[Data records]

--- Start ---

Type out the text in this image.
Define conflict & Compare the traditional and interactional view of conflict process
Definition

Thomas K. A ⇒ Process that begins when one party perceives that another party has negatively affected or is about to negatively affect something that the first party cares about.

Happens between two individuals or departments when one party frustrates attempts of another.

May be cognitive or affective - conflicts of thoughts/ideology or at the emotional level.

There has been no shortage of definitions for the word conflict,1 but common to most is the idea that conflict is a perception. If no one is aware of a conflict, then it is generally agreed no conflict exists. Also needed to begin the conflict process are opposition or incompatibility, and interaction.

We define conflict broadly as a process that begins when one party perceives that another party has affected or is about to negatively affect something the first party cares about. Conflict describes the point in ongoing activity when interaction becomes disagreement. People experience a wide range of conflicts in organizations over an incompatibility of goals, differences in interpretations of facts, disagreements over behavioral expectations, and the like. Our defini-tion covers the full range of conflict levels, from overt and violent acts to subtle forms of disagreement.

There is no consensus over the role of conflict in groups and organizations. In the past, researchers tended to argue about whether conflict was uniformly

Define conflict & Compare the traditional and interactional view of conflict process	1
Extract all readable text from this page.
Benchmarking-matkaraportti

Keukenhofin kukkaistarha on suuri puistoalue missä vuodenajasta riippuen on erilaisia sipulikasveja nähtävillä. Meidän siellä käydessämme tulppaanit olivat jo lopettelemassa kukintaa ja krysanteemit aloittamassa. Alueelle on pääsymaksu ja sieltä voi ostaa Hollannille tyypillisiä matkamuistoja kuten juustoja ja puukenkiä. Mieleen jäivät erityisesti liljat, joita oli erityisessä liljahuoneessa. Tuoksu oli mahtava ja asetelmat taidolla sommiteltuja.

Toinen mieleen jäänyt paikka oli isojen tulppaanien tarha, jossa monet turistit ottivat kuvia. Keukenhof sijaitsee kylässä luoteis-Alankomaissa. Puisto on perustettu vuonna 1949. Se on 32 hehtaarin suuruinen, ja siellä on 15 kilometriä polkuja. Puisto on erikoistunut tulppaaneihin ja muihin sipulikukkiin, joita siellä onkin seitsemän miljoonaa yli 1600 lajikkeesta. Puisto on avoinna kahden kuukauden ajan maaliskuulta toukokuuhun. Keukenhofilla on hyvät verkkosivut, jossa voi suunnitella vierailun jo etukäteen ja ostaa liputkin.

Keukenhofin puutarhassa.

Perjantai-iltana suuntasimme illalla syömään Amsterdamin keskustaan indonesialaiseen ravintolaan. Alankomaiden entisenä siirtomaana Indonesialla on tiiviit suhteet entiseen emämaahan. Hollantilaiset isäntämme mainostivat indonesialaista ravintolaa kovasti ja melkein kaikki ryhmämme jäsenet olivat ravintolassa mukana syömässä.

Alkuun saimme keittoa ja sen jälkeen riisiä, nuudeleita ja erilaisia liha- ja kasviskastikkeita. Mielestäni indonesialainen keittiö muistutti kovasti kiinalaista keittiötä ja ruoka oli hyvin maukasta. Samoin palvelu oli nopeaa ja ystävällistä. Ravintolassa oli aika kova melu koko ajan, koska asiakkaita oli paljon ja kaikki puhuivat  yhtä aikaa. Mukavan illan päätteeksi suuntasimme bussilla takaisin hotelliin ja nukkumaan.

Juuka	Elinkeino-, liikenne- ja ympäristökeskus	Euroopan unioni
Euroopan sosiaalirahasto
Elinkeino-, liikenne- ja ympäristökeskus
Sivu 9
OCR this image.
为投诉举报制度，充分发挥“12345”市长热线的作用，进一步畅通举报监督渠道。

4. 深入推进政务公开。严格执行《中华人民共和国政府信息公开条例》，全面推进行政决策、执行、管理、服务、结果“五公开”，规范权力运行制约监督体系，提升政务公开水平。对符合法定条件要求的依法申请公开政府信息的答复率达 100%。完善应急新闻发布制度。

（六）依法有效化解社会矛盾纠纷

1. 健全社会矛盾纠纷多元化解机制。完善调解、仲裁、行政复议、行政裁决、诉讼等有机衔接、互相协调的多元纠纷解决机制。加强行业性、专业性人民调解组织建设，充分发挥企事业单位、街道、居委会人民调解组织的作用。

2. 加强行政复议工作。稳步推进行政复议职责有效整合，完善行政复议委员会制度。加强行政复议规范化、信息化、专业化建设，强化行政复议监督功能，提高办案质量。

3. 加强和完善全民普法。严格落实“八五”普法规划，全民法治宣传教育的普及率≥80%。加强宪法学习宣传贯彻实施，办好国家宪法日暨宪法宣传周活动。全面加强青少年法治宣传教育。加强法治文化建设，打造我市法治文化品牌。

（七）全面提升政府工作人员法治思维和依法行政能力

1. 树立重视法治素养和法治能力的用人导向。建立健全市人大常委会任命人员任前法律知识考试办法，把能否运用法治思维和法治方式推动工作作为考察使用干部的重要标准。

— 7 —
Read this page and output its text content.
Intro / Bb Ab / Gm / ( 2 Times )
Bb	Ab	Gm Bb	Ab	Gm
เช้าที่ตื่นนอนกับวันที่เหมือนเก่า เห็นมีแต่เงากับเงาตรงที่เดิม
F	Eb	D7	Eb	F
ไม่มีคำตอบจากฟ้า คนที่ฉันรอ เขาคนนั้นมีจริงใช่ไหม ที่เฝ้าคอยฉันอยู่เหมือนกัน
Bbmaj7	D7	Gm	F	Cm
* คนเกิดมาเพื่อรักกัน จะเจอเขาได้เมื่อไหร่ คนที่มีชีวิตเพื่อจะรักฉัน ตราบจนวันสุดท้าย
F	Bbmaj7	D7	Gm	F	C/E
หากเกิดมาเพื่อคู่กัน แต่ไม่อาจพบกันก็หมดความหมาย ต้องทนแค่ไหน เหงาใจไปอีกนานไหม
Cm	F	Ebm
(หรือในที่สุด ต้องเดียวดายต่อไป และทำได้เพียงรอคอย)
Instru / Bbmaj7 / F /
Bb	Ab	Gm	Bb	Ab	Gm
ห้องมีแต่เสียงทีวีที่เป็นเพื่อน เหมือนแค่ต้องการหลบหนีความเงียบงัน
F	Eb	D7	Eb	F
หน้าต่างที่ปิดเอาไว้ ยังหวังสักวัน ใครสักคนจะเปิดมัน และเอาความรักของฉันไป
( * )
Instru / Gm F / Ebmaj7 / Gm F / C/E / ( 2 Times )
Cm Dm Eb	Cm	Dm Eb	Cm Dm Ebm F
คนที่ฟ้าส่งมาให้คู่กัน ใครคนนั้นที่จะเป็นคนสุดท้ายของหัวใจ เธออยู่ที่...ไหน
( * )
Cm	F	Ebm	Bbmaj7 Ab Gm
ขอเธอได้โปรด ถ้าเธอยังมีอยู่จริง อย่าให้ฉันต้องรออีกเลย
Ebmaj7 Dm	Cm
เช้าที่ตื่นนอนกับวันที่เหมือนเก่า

--- End ---

▸ DO THIS
From the line that contains "OCR this image." down to the last line of the listing above, repeat each line exactly, and include nothing else.

▸ TASK RESPONSE
OCR this image.
为投诉举报制度，充分发挥“12345”市长热线的作用，进一步畅通举报监督渠道。

4. 深入推进政务公开。严格执行《中华人民共和国政府信息公开条例》，全面推进行政决策、执行、管理、服务、结果“五公开”，规范权力运行制约监督体系，提升政务公开水平。对符合法定条件要求的依法申请公开政府信息的答复率达 100%。完善应急新闻发布制度。

（六）依法有效化解社会矛盾纠纷

1. 健全社会矛盾纠纷多元化解机制。完善调解、仲裁、行政复议、行政裁决、诉讼等有机衔接、互相协调的多元纠纷解决机制。加强行业性、专业性人民调解组织建设，充分发挥企事业单位、街道、居委会人民调解组织的作用。

2. 加强行政复议工作。稳步推进行政复议职责有效整合，完善行政复议委员会制度。加强行政复议规范化、信息化、专业化建设，强化行政复议监督功能，提高办案质量。

3. 加强和完善全民普法。严格落实“八五”普法规划，全民法治宣传教育的普及率≥80%。加强宪法学习宣传贯彻实施，办好国家宪法日暨宪法宣传周活动。全面加强青少年法治宣传教育。加强法治文化建设，打造我市法治文化品牌。

（七）全面提升政府工作人员法治思维和依法行政能力

1. 树立重视法治素养和法治能力的用人导向。建立健全市人大常委会任命人员任前法律知识考试办法，把能否运用法治思维和法治方式推动工作作为考察使用干部的重要标准。

— 7 —
Read this page and output its text content.
Intro / Bb Ab / Gm / ( 2 Times )
Bb	Ab	Gm Bb	Ab	Gm
เช้าที่ตื่นนอนกับวันที่เหมือนเก่า เห็นมีแต่เงากับเงาตรงที่เดิม
F	Eb	D7	Eb	F
ไม่มีคำตอบจากฟ้า คนที่ฉันรอ เขาคนนั้นมีจริงใช่ไหม ที่เฝ้าคอยฉันอยู่เหมือนกัน
Bbmaj7	D7	Gm	F	Cm
* คนเกิดมาเพื่อรักกัน จะเจอเขาได้เมื่อไหร่ คนที่มีชีวิตเพื่อจะรักฉัน ตราบจนวันสุดท้าย
F	Bbmaj7	D7	Gm	F	C/E
หากเกิดมาเพื่อคู่กัน แต่ไม่อาจพบกันก็หมดความหมาย ต้องทนแค่ไหน เหงาใจไปอีกนานไหม
Cm	F	Ebm
(หรือในที่สุด ต้องเดียวดายต่อไป และทำได้เพียงรอคอย)
Instru / Bbmaj7 / F /
Bb	Ab	Gm	Bb	Ab	Gm
ห้องมีแต่เสียงทีวีที่เป็นเพื่อน เหมือนแค่ต้องการหลบหนีความเงียบงัน
F	Eb	D7	Eb	F
หน้าต่างที่ปิดเอาไว้ ยังหวังสักวัน ใครสักคนจะเปิดมัน และเอาความรักของฉันไป
( * )
Instru / Gm F / Ebmaj7 / Gm F / C/E / ( 2 Times )
Cm Dm Eb	Cm	Dm Eb	Cm Dm Ebm F
คนที่ฟ้าส่งมาให้คู่กัน ใครคนนั้นที่จะเป็นคนสุดท้ายของหัวใจ เธออยู่ที่...ไหน
( * )
Cm	F	Ebm	Bbmaj7 Ab Gm
ขอเธอได้โปรด ถ้าเธอยังมีอยู่จริง อย่าให้ฉันต้องรออีกเลย
Ebmaj7 Dm	Cm
เช้าที่ตื่นนอนกับวันที่เหมือนเก่า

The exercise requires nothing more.